▶ WHAT NEEDS TO BE DONE:
Your task is to copy the listing exactly. Drop any pictures from the copy.

-- begin --

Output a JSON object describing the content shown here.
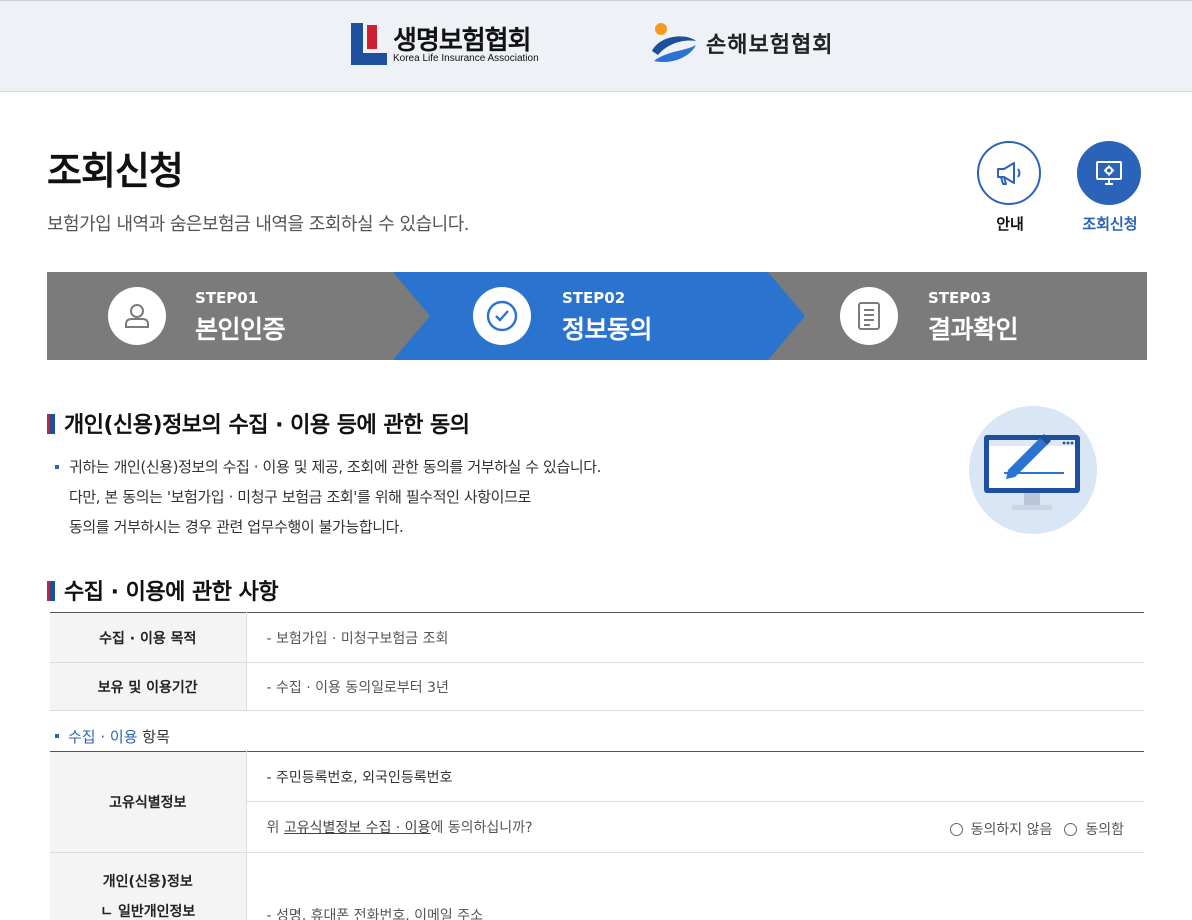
{
  "header": {
    "life_logo_ko": "생명보험협회",
    "life_logo_en": "Korea Life Insurance Association",
    "nonlife_logo_ko": "손해보험협회"
  },
  "page": {
    "title": "조회신청",
    "description": "보험가입 내역과 숨은보험금 내역을 조회하실 수 있습니다."
  },
  "quick_menu": {
    "guide": {
      "label": "안내",
      "icon": "megaphone-icon"
    },
    "inquiry": {
      "label": "조회신청",
      "icon": "monitor-icon"
    }
  },
  "steps": [
    {
      "num": "STEP01",
      "name": "본인인증",
      "icon": "user-icon",
      "active": false
    },
    {
      "num": "STEP02",
      "name": "정보동의",
      "icon": "check-circle-icon",
      "active": true
    },
    {
      "num": "STEP03",
      "name": "결과확인",
      "icon": "document-icon",
      "active": false
    }
  ],
  "consent_section": {
    "title": "개인(신용)정보의 수집 · 이용 등에 관한 동의",
    "lines": [
      "귀하는 개인(신용)정보의 수집 · 이용 및 제공, 조회에 관한 동의를 거부하실 수 있습니다.",
      "다만, 본 동의는 '보험가입 · 미청구 보험금 조회'를 위해 필수적인 사항이므로",
      "동의를 거부하시는 경우 관련 업무수행이 불가능합니다."
    ]
  },
  "usage_section": {
    "title": "수집 · 이용에 관한 사항",
    "rows": [
      {
        "label": "수집 · 이용 목적",
        "value": "- 보험가입 · 미청구보험금 조회"
      },
      {
        "label": "보유 및 이용기간",
        "value": "- 수집 · 이용 동의일로부터 3년"
      }
    ],
    "items_heading_blue": "수집 · 이용",
    "items_heading_rest": " 항목",
    "unique_id": {
      "label": "고유식별정보",
      "value": "- 주민등록번호, 외국인등록번호",
      "question_prefix": "위 ",
      "question_link": "고유식별정보 수집 · 이용",
      "question_suffix": "에 동의하십니까?",
      "option_disagree": "동의하지 않음",
      "option_agree": "동의함"
    },
    "personal_info": {
      "label": "개인(신용)정보",
      "sub_label": "ㄴ 일반개인정보",
      "value": "- 성명, 휴대폰 전화번호, 이메일 주소"
    }
  },
  "colors": {
    "primary_blue": "#2a73cf",
    "step_gray": "#7b7b7b",
    "brand_red": "#cf2032",
    "brand_navy": "#1d4f9c"
  }
}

-- end --

▶ TASK OUTPUT:
Output a JSON object describing the content shown here.
{
  "header": {
    "life_logo_ko": "생명보험협회",
    "life_logo_en": "Korea Life Insurance Association",
    "nonlife_logo_ko": "손해보험협회"
  },
  "page": {
    "title": "조회신청",
    "description": "보험가입 내역과 숨은보험금 내역을 조회하실 수 있습니다."
  },
  "quick_menu": {
    "guide": {
      "label": "안내",
      "icon": "megaphone-icon"
    },
    "inquiry": {
      "label": "조회신청",
      "icon": "monitor-icon"
    }
  },
  "steps": [
    {
      "num": "STEP01",
      "name": "본인인증",
      "icon": "user-icon",
      "active": false
    },
    {
      "num": "STEP02",
      "name": "정보동의",
      "icon": "check-circle-icon",
      "active": true
    },
    {
      "num": "STEP03",
      "name": "결과확인",
      "icon": "document-icon",
      "active": false
    }
  ],
  "consent_section": {
    "title": "개인(신용)정보의 수집 · 이용 등에 관한 동의",
    "lines": [
      "귀하는 개인(신용)정보의 수집 · 이용 및 제공, 조회에 관한 동의를 거부하실 수 있습니다.",
      "다만, 본 동의는 '보험가입 · 미청구 보험금 조회'를 위해 필수적인 사항이므로",
      "동의를 거부하시는 경우 관련 업무수행이 불가능합니다."
    ]
  },
  "usage_section": {
    "title": "수집 · 이용에 관한 사항",
    "rows": [
      {
        "label": "수집 · 이용 목적",
        "value": "- 보험가입 · 미청구보험금 조회"
      },
      {
        "label": "보유 및 이용기간",
        "value": "- 수집 · 이용 동의일로부터 3년"
      }
    ],
    "items_heading_blue": "수집 · 이용",
    "items_heading_rest": " 항목",
    "unique_id": {
      "label": "고유식별정보",
      "value": "- 주민등록번호, 외국인등록번호",
      "question_prefix": "위 ",
      "question_link": "고유식별정보 수집 · 이용",
      "question_suffix": "에 동의하십니까?",
      "option_disagree": "동의하지 않음",
      "option_agree": "동의함"
    },
    "personal_info": {
      "label": "개인(신용)정보",
      "sub_label": "ㄴ 일반개인정보",
      "value": "- 성명, 휴대폰 전화번호, 이메일 주소"
    }
  },
  "colors": {
    "primary_blue": "#2a73cf",
    "step_gray": "#7b7b7b",
    "brand_red": "#cf2032",
    "brand_navy": "#1d4f9c"
  }
}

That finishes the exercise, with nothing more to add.